#### DATA SHOWN:
* * * * *

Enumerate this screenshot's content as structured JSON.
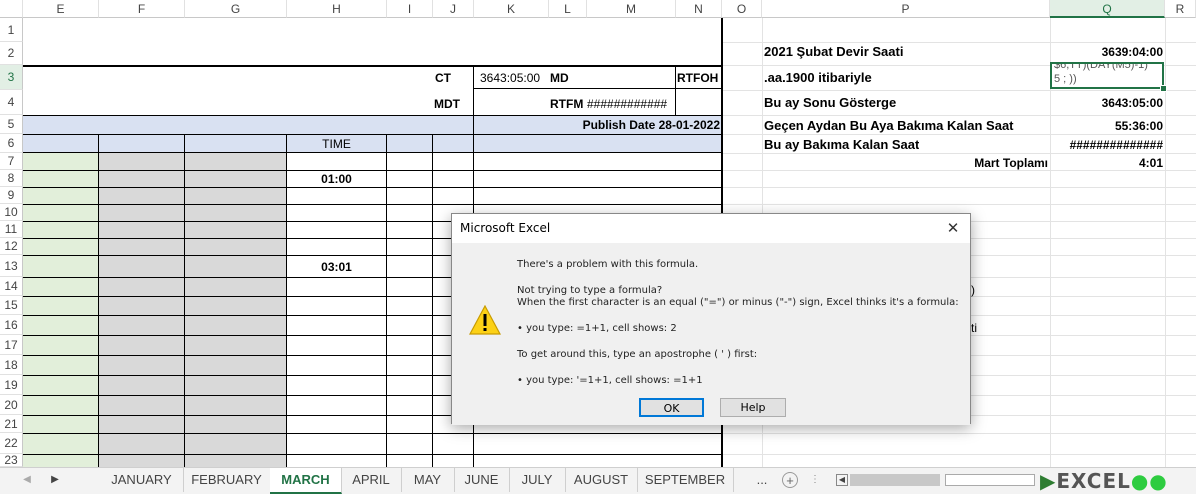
{
  "columns": {
    "E": "E",
    "F": "F",
    "G": "G",
    "H": "H",
    "I": "I",
    "J": "J",
    "K": "K",
    "L": "L",
    "M": "M",
    "N": "N",
    "O": "O",
    "P": "P",
    "Q": "Q",
    "R": "R"
  },
  "rows": [
    "1",
    "2",
    "3",
    "4",
    "5",
    "6",
    "7",
    "8",
    "9",
    "10",
    "11",
    "12",
    "13",
    "14",
    "15",
    "16",
    "17",
    "18",
    "19",
    "20",
    "21",
    "22",
    "23"
  ],
  "sheet": {
    "ct_label": "CT",
    "ct_value": "3643:05:00",
    "md_label": "MD",
    "rtfoh_label": "RTFOH",
    "mdt_label": "MDT",
    "rtfm_label": "RTFM",
    "rtfm_value": "############",
    "publish_date": "Publish Date 28-01-2022",
    "time_header": "TIME",
    "time_row8": "01:00",
    "time_row13": "03:01"
  },
  "summary": {
    "p2_label": "2021 Şubat Devir Saati",
    "q2_value": "3639:04:00",
    "p3_label": ".aa.1900 itibariyle",
    "q3_value_line1": "$6,TT)(DAY(M5)-1)",
    "q3_value_line2": "5 ; ))",
    "p4_label": "Bu ay Sonu Gösterge",
    "q4_value": "3643:05:00",
    "p5_label": "Geçen Aydan Bu Aya Bakıma Kalan Saat",
    "q5_value": "55:36:00",
    "p6_label": "Bu ay Bakıma Kalan Saat",
    "q6_value": "##############",
    "p7_label": "Mart Toplamı",
    "q7_value": "4:01",
    "p14_partial": ")",
    "p16_partial": "ti"
  },
  "tabs": [
    "JANUARY",
    "FEBRUARY",
    "MARCH",
    "APRIL",
    "MAY",
    "JUNE",
    "JULY",
    "AUGUST",
    "SEPTEMBER"
  ],
  "tabs_more": "...",
  "tabs_add": "+",
  "logo_text": "EXCEL",
  "dialog": {
    "title": "Microsoft Excel",
    "close": "✕",
    "line1": "There's a problem with this formula.",
    "line2": "Not trying to type a formula?",
    "line3": "When the first character is an equal (\"=\") or minus (\"-\") sign, Excel thinks it's a formula:",
    "line4": "• you type:   =1+1, cell shows:   2",
    "line5": "To get around this, type an apostrophe ( ' ) first:",
    "line6": "• you type:   '=1+1, cell shows:   =1+1",
    "ok_label": "OK",
    "help_label": "Help"
  },
  "colors": {
    "excel_green": "#217346",
    "header_blue": "#d9e1f2",
    "gray_fill": "#d9d9d9",
    "green_fill": "#e2efda"
  }
}
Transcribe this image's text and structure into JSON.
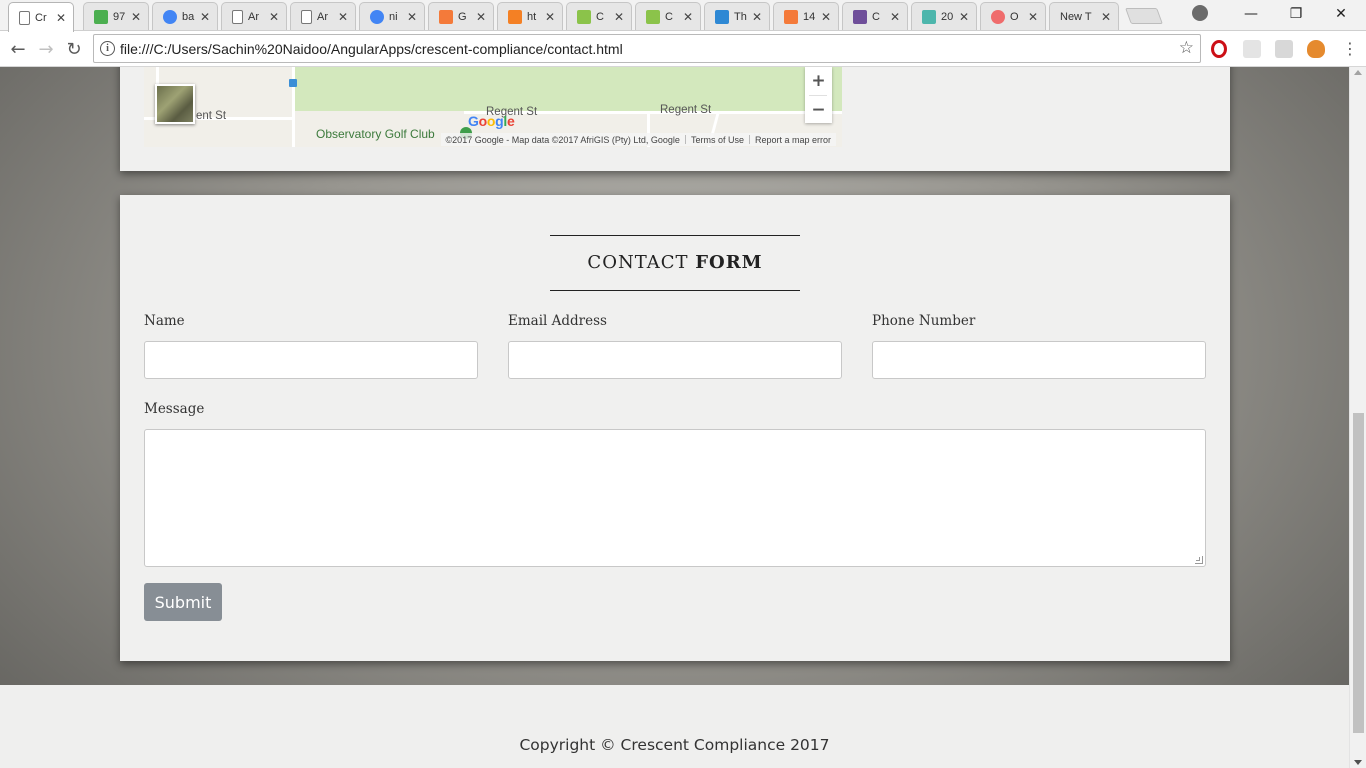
{
  "browser": {
    "tabs": [
      {
        "title": "Cr",
        "icon": "page-icon",
        "color": "#ffffff"
      },
      {
        "title": "97",
        "icon": "google-maps-icon",
        "color": "#4caf50"
      },
      {
        "title": "ba",
        "icon": "google-icon",
        "color": "#4285f4"
      },
      {
        "title": "Ar",
        "icon": "page-icon",
        "color": "#ffffff"
      },
      {
        "title": "Ar",
        "icon": "page-icon",
        "color": "#ffffff"
      },
      {
        "title": "ni",
        "icon": "google-icon",
        "color": "#4285f4"
      },
      {
        "title": "G",
        "icon": "codepen-html-icon",
        "color": "#f47a3a"
      },
      {
        "title": "ht",
        "icon": "stackoverflow-icon",
        "color": "#f48024"
      },
      {
        "title": "C",
        "icon": "w3schools-icon",
        "color": "#8bc34a"
      },
      {
        "title": "C",
        "icon": "w3schools-icon",
        "color": "#8bc34a"
      },
      {
        "title": "Th",
        "icon": "sitepoint-icon",
        "color": "#2e88d4"
      },
      {
        "title": "14",
        "icon": "codepen-html-icon",
        "color": "#f47a3a"
      },
      {
        "title": "C",
        "icon": "bootstrap-icon",
        "color": "#6f4f9a"
      },
      {
        "title": "20",
        "icon": "teal-square-icon",
        "color": "#4db6ac"
      },
      {
        "title": "O",
        "icon": "red-circle-icon",
        "color": "#ef6c6c"
      },
      {
        "title": "New T",
        "icon": "none",
        "color": ""
      }
    ],
    "url": "file:///C:/Users/Sachin%20Naidoo/AngularApps/crescent-compliance/contact.html",
    "window_controls": {
      "minimize": "—",
      "restore": "❐",
      "close": "✕"
    }
  },
  "map": {
    "labels": {
      "street_left": "ent St",
      "street_mid": "Regent St",
      "street_right": "Regent St",
      "golf": "Observatory Golf Club"
    },
    "zoom_in": "+",
    "zoom_out": "−",
    "google_logo": "Google",
    "attribution": "©2017 Google - Map data ©2017 AfriGIS (Pty) Ltd, Google",
    "terms": "Terms of Use",
    "report": "Report a map error"
  },
  "contact_form": {
    "heading_light": "CONTACT",
    "heading_bold": "FORM",
    "name_label": "Name",
    "email_label": "Email Address",
    "phone_label": "Phone Number",
    "message_label": "Message",
    "name_value": "",
    "email_value": "",
    "phone_value": "",
    "message_value": "",
    "submit_label": "Submit"
  },
  "footer": {
    "copyright": "Copyright © Crescent Compliance 2017"
  },
  "colors": {
    "submit_bg": "#878e95",
    "card_bg": "#f0f0ef",
    "park_green": "#d3e8bd"
  }
}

* * * * *

#### DESCRIPTION OF THE TASK:
Leave out the pictures and output the rest of the material exactly as written.

#### WRITTEN ANSWER:
Enumerate this screenshot's content as structured JSON.
{
  "columns": {
    "E": "E",
    "F": "F",
    "G": "G",
    "H": "H",
    "I": "I",
    "J": "J",
    "K": "K",
    "L": "L",
    "M": "M",
    "N": "N",
    "O": "O",
    "P": "P",
    "Q": "Q",
    "R": "R"
  },
  "rows": [
    "1",
    "2",
    "3",
    "4",
    "5",
    "6",
    "7",
    "8",
    "9",
    "10",
    "11",
    "12",
    "13",
    "14",
    "15",
    "16",
    "17",
    "18",
    "19",
    "20",
    "21",
    "22",
    "23"
  ],
  "sheet": {
    "ct_label": "CT",
    "ct_value": "3643:05:00",
    "md_label": "MD",
    "rtfoh_label": "RTFOH",
    "mdt_label": "MDT",
    "rtfm_label": "RTFM",
    "rtfm_value": "############",
    "publish_date": "Publish Date 28-01-2022",
    "time_header": "TIME",
    "time_row8": "01:00",
    "time_row13": "03:01"
  },
  "summary": {
    "p2_label": "2021 Şubat Devir Saati",
    "q2_value": "3639:04:00",
    "p3_label": ".aa.1900 itibariyle",
    "q3_value_line1": "$6,TT)(DAY(M5)-1)",
    "q3_value_line2": "5 ; ))",
    "p4_label": "Bu ay Sonu Gösterge",
    "q4_value": "3643:05:00",
    "p5_label": "Geçen Aydan Bu Aya Bakıma Kalan Saat",
    "q5_value": "55:36:00",
    "p6_label": "Bu ay Bakıma Kalan Saat",
    "q6_value": "##############",
    "p7_label": "Mart Toplamı",
    "q7_value": "4:01",
    "p14_partial": ")",
    "p16_partial": "ti"
  },
  "tabs": [
    "JANUARY",
    "FEBRUARY",
    "MARCH",
    "APRIL",
    "MAY",
    "JUNE",
    "JULY",
    "AUGUST",
    "SEPTEMBER"
  ],
  "tabs_more": "...",
  "tabs_add": "+",
  "logo_text": "EXCEL",
  "dialog": {
    "title": "Microsoft Excel",
    "close": "✕",
    "line1": "There's a problem with this formula.",
    "line2": "Not trying to type a formula?",
    "line3": "When the first character is an equal (\"=\") or minus (\"-\") sign, Excel thinks it's a formula:",
    "line4": "• you type:   =1+1, cell shows:   2",
    "line5": "To get around this, type an apostrophe ( ' ) first:",
    "line6": "• you type:   '=1+1, cell shows:   =1+1",
    "ok_label": "OK",
    "help_label": "Help"
  },
  "colors": {
    "excel_green": "#217346",
    "header_blue": "#d9e1f2",
    "gray_fill": "#d9d9d9",
    "green_fill": "#e2efda"
  }
}
Transcribe this image's text and structure into JSON.
{
  "browser": {
    "tabs": [
      {
        "title": "Cr",
        "icon": "page-icon",
        "color": "#ffffff"
      },
      {
        "title": "97",
        "icon": "google-maps-icon",
        "color": "#4caf50"
      },
      {
        "title": "ba",
        "icon": "google-icon",
        "color": "#4285f4"
      },
      {
        "title": "Ar",
        "icon": "page-icon",
        "color": "#ffffff"
      },
      {
        "title": "Ar",
        "icon": "page-icon",
        "color": "#ffffff"
      },
      {
        "title": "ni",
        "icon": "google-icon",
        "color": "#4285f4"
      },
      {
        "title": "G",
        "icon": "codepen-html-icon",
        "color": "#f47a3a"
      },
      {
        "title": "ht",
        "icon": "stackoverflow-icon",
        "color": "#f48024"
      },
      {
        "title": "C",
        "icon": "w3schools-icon",
        "color": "#8bc34a"
      },
      {
        "title": "C",
        "icon": "w3schools-icon",
        "color": "#8bc34a"
      },
      {
        "title": "Th",
        "icon": "sitepoint-icon",
        "color": "#2e88d4"
      },
      {
        "title": "14",
        "icon": "codepen-html-icon",
        "color": "#f47a3a"
      },
      {
        "title": "C",
        "icon": "bootstrap-icon",
        "color": "#6f4f9a"
      },
      {
        "title": "20",
        "icon": "teal-square-icon",
        "color": "#4db6ac"
      },
      {
        "title": "O",
        "icon": "red-circle-icon",
        "color": "#ef6c6c"
      },
      {
        "title": "New T",
        "icon": "none",
        "color": ""
      }
    ],
    "url": "file:///C:/Users/Sachin%20Naidoo/AngularApps/crescent-compliance/contact.html",
    "window_controls": {
      "minimize": "—",
      "restore": "❐",
      "close": "✕"
    }
  },
  "map": {
    "labels": {
      "street_left": "ent St",
      "street_mid": "Regent St",
      "street_right": "Regent St",
      "golf": "Observatory Golf Club"
    },
    "zoom_in": "+",
    "zoom_out": "−",
    "google_logo": "Google",
    "attribution": "©2017 Google - Map data ©2017 AfriGIS (Pty) Ltd, Google",
    "terms": "Terms of Use",
    "report": "Report a map error"
  },
  "contact_form": {
    "heading_light": "CONTACT",
    "heading_bold": "FORM",
    "name_label": "Name",
    "email_label": "Email Address",
    "phone_label": "Phone Number",
    "message_label": "Message",
    "name_value": "",
    "email_value": "",
    "phone_value": "",
    "message_value": "",
    "submit_label": "Submit"
  },
  "footer": {
    "copyright": "Copyright © Crescent Compliance 2017"
  },
  "colors": {
    "submit_bg": "#878e95",
    "card_bg": "#f0f0ef",
    "park_green": "#d3e8bd"
  }
}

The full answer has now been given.